_Tasks to complete_
A - In the Atmos Energy operations discussion, how much colder was the weather in the six months ended March 31, 2014 than in the prior-year period?
B - Extend the Atmos Energy operations discussion, picking up right after its final sentence.

Through our nonregulated businesses, we provide natural gas management and marketing services to municipalities, other local gas distribution companies and industrial customers primarily in the Midwest and Southeast and natural gas transportation and storage services to certain of our natural gas distribution divisions and to third parties.

As discussed in Note 3, we operate the Company through the following three segments:
the natural gas distribution segment, which includes our regulated natural gas distribution and related sales operations,
the regulated transmission and storage segment, which includes the regulated pipeline and storage operations of our Atmos Pipeline — Texas Division and
the nonregulated segment, which includes our nonregulated natural gas management, nonregulated natural gas transmission, storage and other services.

37



CRITICAL ACCOUNTING ESTIMATES AND POLICIES
Our condensed consolidated financial statements were prepared in accordance with accounting principles generally accepted in the United States. Preparation of these financial statements requires us to make estimates and judgments that affect the reported amounts of assets, liabilities, revenues and expenses and the related disclosures of contingent assets and liabilities. We based our estimates on historical experience and various other assumptions that we believe to be reasonable under the circumstances. On an ongoing basis, we evaluate our estimates, including those related to risk management and trading activities, the allowance for doubtful accounts, legal and environmental accruals, insurance accruals, pension and postretirement obligations, deferred income taxes and the valuation of goodwill, indefinite-lived intangible assets and other long-lived assets. Actual results may differ from such estimates.
Our critical accounting policies used in the preparation of our consolidated financial statements are described in our Annual Report on Form 10-K for the fiscal year ended September 30, 2013 and include the following:
Regulation
Unbilled revenue
Pension and other postretirement plans
Contingencies
Financial instruments and hedging activities
Fair value measurements
Impairment assessments

Our critical accounting policies are reviewed periodically by the Audit Committee of our Board of Directors. There were no significant changes to these critical accounting policies during the six months ended March 31, 2014.
RESULTS OF OPERATIONS

Executive Summary
Atmos Energy strives to operate its businesses safely and reliably while delivering superior shareholder value. To achieve this objective, we are investing in our infrastructure and are seeking to achieve positive rate outcomes that benefit both our customers and the Company.
Consolidated income from continuing operations for the six months ended March 31, 2014 increased 16 percent period over period as a result of positive rate outcomes combined with increased gross profit associated with weather that was 25 percent colder than the prior-year period. Combined rate increases received in our regulated segments increased gross profit by $29.4 million. As of March 31, 2014, we had completed seven regulatory proceedings in our regulated segments resulting in an $18.2 million increase in annual operating income and had nine ratemaking efforts in progress seeking $124.1 million of additional annual operating income.

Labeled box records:
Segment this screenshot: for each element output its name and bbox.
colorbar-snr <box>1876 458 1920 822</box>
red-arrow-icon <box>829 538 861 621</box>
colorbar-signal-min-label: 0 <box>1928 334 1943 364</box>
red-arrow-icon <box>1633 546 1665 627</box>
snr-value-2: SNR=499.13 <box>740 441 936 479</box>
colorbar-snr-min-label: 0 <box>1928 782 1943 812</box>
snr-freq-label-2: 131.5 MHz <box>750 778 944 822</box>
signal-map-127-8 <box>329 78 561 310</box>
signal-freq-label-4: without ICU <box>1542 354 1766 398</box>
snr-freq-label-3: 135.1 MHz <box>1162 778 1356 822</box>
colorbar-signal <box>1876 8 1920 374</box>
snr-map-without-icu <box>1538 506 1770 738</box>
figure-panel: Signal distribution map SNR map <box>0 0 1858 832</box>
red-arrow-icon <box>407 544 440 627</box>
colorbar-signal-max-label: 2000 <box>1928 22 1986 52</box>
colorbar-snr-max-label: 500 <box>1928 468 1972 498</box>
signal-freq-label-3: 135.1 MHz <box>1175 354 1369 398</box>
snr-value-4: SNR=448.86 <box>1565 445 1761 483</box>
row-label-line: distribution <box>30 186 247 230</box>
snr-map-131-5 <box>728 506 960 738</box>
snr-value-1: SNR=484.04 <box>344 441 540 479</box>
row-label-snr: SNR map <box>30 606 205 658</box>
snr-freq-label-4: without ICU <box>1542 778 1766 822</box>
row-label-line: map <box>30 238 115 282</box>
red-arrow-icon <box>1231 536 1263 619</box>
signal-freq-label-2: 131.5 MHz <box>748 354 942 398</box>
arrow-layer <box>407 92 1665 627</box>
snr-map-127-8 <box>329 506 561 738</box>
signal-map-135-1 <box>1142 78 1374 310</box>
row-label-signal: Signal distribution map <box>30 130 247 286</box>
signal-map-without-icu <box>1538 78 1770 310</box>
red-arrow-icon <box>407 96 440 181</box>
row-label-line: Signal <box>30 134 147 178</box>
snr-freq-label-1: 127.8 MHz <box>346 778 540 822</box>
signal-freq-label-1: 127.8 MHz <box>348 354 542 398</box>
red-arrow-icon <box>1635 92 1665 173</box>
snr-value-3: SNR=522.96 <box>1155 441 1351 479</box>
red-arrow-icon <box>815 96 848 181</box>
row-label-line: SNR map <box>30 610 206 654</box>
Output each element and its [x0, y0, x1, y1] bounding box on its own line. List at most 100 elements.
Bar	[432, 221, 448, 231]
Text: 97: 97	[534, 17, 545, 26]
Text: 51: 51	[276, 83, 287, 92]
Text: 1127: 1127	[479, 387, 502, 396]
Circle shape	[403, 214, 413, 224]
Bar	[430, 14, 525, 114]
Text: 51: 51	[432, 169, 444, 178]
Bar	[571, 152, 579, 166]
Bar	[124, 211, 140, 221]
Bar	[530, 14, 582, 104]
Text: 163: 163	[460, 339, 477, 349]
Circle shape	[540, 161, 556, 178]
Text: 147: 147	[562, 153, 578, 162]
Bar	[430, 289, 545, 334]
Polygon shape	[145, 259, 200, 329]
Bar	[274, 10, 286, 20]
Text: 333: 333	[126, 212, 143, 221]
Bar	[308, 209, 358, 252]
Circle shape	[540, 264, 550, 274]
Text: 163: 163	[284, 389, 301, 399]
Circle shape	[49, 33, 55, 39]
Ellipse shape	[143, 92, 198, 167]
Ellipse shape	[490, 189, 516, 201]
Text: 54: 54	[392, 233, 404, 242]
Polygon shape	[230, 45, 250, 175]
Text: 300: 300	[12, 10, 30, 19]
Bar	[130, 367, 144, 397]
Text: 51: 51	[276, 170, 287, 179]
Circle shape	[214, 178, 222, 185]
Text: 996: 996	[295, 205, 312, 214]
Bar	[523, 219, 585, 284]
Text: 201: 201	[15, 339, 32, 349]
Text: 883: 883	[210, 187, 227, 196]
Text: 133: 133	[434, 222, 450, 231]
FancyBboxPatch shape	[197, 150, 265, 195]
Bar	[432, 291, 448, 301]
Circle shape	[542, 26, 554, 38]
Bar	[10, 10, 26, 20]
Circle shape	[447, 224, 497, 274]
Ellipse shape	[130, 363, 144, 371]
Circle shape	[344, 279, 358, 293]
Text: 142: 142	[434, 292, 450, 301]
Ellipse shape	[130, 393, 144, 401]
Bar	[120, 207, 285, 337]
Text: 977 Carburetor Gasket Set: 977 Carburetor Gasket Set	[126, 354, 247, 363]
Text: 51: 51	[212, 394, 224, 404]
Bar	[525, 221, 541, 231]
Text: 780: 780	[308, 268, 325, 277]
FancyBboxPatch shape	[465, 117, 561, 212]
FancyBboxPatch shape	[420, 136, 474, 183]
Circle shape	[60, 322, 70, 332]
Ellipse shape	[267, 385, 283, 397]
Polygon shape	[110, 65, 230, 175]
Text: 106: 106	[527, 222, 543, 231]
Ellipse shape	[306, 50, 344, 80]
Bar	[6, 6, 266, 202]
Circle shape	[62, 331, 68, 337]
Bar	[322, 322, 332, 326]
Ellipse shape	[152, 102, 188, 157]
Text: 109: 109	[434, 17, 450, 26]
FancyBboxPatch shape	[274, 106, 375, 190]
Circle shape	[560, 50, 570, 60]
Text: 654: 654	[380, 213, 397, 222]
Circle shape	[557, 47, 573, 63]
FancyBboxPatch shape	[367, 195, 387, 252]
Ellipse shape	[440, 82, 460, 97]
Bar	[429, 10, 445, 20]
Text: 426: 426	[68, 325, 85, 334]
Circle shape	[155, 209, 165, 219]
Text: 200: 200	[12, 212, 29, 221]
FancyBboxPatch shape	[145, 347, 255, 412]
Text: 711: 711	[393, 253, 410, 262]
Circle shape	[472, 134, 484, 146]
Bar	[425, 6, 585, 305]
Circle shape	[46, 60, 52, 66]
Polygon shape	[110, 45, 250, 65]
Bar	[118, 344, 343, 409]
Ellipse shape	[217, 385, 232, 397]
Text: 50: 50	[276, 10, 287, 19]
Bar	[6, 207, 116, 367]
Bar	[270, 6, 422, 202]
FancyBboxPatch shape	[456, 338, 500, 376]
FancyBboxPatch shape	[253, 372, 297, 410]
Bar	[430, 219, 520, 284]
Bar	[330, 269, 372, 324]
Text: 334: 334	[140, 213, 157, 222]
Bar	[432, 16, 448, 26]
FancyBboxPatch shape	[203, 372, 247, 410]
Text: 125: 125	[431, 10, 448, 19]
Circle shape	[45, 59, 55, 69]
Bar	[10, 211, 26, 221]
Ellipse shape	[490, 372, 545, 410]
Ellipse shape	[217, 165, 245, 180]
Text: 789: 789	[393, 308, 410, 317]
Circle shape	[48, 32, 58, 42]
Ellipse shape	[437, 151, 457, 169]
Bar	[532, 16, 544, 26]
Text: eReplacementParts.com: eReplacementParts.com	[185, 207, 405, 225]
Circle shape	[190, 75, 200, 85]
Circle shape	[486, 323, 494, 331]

_Response list_
A - 25 percent colder

B -
Our consolidated results were also favorably impacted by the significantly colder than normal weather experienced during the first six months of our fiscal year. Regulated gross profit increased $18.9 million due to increased customer consumption in our natural gas distribution segment and increased throughput and related margins in our regulated transportation segment associated with colder weather. The colder than normal weather also increased market demand for natural gas, which drove higher price volatility, particularly during our second fiscal quarter. As a result, realized gross margin in our nonregulated operations increased $22.6 million period over period from trading gains primarily captured during the second fiscal quarter.
During the first six months of fiscal 2014, our capital expenditures were $359.0 million, which primarily represents investments to improve the safety and reliability of our distribution and transportation systems. We expect our capital expenditures to range between $830 million and $850 million for fiscal 2014, and we plan to fund our growth through the use of operating cash flows and debt and equity securities, while maintaining a balanced capital structure.
On February 18, 2014, we completed the sale of 9,200,000 shares of common stock, including the underwriters’ exercise of their overallotment option of 1,200,000 shares, under our shelf registration statement, generating net proceeds of $390.2 million, which were used to repay short-term debt outstanding under our $950 million commercial paper program, to fund infrastructure spending primarily to enhance the safety and reliability of our system and for general corporate purposes.
Our debt-to-capitalization ratio as of March 31, 2014 was 44 percent and our liquidity remained strong with over $1 billion of capacity from our short-term facilities.  In October 2014, our $500 million Unsecured 4.95% Senior Notes will mature. We plan to issue new senior unsecured notes to replace this maturing debt. We have executed forward starting interest rate swaps to effectively fix the Treasury yield component associated with this anticipated issuance at 3.129%. On January 30, 2014, Moody's upgraded our senior unsecured debt rating to A2 from Baa1 and our commercial paper rating to P-1 from P-2.

38



Finally, as a result of the continued contribution and stability of our regulated earnings, cash flows and capital structure, our Board of Directors increased the quarterly dividend by 5.7 percent in the first quarter of fiscal 2014.

Consolidated Results
The following table presents our consolidated financial highlights for the three and six months ended March 31, 2014 and 2013:
 
Three Months Ended 
 March 31
 
Six Months Ended 
 March 31
 
2014
 
2013
 
2014
 
2013
 
(In thousands, except per share data)
Operating revenues
$
1,964,322

 
$
1,308,996

 
$
3,219,470

 
$
2,343,151

Gross profit
496,277

 
432,751

 
885,234

 
795,113

Operating expenses
246,197

 
222,573

 
464,434

 
430,013

Operating income
250,080

 
210,178

 
420,800

 
365,100

Miscellaneous income (expense)
(1,516
)
 
1,712

 
(3,648
)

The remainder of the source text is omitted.